## [Dataset excerpts]

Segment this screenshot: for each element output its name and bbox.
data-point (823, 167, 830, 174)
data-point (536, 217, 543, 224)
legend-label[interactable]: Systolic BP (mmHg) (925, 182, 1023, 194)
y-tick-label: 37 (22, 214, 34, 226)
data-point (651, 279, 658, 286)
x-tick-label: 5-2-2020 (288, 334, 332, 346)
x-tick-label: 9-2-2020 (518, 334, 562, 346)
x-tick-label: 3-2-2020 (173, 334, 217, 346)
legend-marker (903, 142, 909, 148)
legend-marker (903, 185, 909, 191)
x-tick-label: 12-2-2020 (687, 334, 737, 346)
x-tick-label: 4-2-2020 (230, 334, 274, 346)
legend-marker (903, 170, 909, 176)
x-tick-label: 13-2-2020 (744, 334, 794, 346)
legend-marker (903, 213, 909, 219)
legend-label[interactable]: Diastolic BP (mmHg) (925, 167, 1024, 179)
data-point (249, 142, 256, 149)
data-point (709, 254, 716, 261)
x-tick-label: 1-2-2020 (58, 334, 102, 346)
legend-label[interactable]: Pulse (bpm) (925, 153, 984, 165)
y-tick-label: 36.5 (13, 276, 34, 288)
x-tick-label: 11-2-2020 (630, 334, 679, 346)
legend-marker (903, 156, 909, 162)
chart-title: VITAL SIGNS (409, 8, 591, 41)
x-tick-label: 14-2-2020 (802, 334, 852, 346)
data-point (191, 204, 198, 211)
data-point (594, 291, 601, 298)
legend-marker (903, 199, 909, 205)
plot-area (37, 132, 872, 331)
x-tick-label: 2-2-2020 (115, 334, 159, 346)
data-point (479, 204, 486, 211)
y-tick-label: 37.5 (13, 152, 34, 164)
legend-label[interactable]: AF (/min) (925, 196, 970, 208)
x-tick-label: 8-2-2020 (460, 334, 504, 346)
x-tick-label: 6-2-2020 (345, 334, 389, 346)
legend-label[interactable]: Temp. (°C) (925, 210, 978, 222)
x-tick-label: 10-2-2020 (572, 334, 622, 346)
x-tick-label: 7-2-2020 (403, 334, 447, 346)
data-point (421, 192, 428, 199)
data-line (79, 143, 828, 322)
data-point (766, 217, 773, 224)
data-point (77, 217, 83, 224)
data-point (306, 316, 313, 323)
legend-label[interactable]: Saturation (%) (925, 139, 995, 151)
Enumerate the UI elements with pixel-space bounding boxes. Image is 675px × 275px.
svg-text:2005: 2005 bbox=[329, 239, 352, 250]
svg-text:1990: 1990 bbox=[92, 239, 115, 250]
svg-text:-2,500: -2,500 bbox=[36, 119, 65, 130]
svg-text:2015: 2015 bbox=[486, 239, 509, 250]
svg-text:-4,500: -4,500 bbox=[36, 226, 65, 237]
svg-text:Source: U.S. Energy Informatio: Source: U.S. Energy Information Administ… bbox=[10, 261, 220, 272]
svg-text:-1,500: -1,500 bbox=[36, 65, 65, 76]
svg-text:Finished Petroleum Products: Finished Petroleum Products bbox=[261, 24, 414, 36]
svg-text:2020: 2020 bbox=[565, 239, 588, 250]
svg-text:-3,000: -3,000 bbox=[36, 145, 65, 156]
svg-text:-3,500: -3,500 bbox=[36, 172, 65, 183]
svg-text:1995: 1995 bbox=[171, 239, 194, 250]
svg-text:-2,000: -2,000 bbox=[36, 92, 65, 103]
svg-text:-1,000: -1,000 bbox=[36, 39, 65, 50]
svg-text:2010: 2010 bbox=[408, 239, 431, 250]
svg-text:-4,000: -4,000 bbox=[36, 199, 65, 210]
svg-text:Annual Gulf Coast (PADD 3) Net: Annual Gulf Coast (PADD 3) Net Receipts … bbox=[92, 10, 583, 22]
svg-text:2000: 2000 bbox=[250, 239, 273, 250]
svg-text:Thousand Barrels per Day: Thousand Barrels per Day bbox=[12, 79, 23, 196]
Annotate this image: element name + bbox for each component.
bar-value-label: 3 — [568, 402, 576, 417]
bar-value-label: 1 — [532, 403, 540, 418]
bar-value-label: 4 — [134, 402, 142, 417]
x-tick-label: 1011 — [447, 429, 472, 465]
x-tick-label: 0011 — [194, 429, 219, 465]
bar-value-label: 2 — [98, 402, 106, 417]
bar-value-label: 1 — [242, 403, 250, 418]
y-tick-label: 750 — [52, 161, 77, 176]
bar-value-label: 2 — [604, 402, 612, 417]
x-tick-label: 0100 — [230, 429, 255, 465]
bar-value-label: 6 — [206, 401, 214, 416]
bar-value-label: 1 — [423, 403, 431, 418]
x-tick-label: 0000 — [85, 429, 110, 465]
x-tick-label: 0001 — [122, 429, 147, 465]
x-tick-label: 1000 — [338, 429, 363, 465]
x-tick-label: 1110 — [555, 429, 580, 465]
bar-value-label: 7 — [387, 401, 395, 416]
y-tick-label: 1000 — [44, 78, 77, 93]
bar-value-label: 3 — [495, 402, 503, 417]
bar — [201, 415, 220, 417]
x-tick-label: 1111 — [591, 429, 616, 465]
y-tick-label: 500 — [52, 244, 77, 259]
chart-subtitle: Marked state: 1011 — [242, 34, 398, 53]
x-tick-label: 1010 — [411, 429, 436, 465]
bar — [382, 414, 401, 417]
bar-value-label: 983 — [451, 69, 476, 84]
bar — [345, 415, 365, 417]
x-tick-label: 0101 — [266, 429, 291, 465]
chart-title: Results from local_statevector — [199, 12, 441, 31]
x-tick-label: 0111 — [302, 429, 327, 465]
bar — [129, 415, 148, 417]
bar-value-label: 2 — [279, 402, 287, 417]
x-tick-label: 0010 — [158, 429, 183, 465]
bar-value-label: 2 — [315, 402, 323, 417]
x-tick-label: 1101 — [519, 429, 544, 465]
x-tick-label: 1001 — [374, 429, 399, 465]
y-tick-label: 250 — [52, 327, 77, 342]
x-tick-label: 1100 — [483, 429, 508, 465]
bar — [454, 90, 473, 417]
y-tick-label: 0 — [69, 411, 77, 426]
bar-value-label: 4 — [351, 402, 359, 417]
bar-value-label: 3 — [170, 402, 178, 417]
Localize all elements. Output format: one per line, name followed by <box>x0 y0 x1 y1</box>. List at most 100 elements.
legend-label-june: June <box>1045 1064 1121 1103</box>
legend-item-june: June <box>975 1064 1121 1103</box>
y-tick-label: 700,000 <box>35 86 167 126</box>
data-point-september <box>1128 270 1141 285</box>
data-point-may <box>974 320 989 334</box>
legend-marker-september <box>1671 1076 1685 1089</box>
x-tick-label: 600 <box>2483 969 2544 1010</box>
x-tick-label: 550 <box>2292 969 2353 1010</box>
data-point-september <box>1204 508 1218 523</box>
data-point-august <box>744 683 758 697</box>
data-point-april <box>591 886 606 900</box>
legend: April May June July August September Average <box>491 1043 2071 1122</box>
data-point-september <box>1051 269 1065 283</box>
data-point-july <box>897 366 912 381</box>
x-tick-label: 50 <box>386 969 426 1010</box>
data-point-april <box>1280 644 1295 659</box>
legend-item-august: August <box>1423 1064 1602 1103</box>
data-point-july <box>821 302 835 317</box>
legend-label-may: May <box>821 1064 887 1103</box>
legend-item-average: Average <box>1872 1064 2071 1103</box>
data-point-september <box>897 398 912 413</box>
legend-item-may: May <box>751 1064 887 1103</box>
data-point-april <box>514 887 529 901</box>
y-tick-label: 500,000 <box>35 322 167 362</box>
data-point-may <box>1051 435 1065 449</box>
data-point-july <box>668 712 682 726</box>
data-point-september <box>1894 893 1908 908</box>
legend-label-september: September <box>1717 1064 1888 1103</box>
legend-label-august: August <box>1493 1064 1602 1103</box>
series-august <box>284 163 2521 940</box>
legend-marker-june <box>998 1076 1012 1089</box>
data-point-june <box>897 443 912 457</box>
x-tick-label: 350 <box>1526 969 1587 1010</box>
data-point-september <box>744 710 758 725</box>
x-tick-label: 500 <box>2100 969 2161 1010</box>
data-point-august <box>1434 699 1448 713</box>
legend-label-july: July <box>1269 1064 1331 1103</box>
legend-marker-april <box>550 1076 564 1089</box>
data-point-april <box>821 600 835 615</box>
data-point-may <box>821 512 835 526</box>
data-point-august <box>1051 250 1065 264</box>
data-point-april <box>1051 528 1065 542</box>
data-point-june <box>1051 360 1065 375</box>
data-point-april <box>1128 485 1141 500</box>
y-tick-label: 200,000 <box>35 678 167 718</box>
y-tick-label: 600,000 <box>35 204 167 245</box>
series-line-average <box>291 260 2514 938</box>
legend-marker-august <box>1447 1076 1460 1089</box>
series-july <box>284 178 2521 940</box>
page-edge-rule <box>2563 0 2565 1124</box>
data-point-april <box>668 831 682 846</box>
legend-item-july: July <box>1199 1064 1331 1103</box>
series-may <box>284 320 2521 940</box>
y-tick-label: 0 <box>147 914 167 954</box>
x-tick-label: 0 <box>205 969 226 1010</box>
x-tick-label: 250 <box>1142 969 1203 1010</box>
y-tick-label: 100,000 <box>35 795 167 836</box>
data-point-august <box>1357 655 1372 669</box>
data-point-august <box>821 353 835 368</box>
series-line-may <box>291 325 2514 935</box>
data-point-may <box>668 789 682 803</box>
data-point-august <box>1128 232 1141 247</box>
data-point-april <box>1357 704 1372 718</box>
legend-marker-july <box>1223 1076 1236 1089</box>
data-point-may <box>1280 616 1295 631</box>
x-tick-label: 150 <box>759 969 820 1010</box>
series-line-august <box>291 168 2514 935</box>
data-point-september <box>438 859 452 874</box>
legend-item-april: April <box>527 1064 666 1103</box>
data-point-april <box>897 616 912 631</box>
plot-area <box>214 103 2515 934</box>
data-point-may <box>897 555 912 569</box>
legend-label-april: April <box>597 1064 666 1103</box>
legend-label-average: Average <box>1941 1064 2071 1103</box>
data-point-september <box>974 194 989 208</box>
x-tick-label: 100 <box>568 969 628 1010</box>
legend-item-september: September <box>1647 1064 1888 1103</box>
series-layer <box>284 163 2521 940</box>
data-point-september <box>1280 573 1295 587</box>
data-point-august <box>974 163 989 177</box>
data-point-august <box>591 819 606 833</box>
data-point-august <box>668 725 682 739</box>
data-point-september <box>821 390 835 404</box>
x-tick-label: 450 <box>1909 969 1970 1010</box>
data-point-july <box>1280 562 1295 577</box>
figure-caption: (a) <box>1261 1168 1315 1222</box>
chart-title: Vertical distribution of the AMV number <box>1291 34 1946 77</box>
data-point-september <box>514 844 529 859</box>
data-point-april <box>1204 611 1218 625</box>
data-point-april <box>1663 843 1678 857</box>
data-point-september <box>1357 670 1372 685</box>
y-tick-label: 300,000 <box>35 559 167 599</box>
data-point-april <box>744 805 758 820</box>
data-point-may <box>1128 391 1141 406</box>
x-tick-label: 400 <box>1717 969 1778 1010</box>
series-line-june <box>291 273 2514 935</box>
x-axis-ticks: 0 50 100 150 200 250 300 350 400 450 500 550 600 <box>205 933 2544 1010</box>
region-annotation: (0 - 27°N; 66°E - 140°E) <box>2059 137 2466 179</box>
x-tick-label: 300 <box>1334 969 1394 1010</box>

## [Work to complete]
Give the lines from the start of the records through the line with "legend-marker (903, 185, 909, 191)" again, swapping "x-tick-label" for "x-axis-label" and changing nothing else.

## [Reply to the exercise]
Segment this screenshot: for each element output its name and bbox.
data-point (823, 167, 830, 174)
data-point (536, 217, 543, 224)
legend-label[interactable]: Systolic BP (mmHg) (925, 182, 1023, 194)
y-tick-label: 37 (22, 214, 34, 226)
data-point (651, 279, 658, 286)
x-axis-label: 5-2-2020 (288, 334, 332, 346)
x-axis-label: 9-2-2020 (518, 334, 562, 346)
x-axis-label: 3-2-2020 (173, 334, 217, 346)
legend-marker (903, 142, 909, 148)
legend-marker (903, 185, 909, 191)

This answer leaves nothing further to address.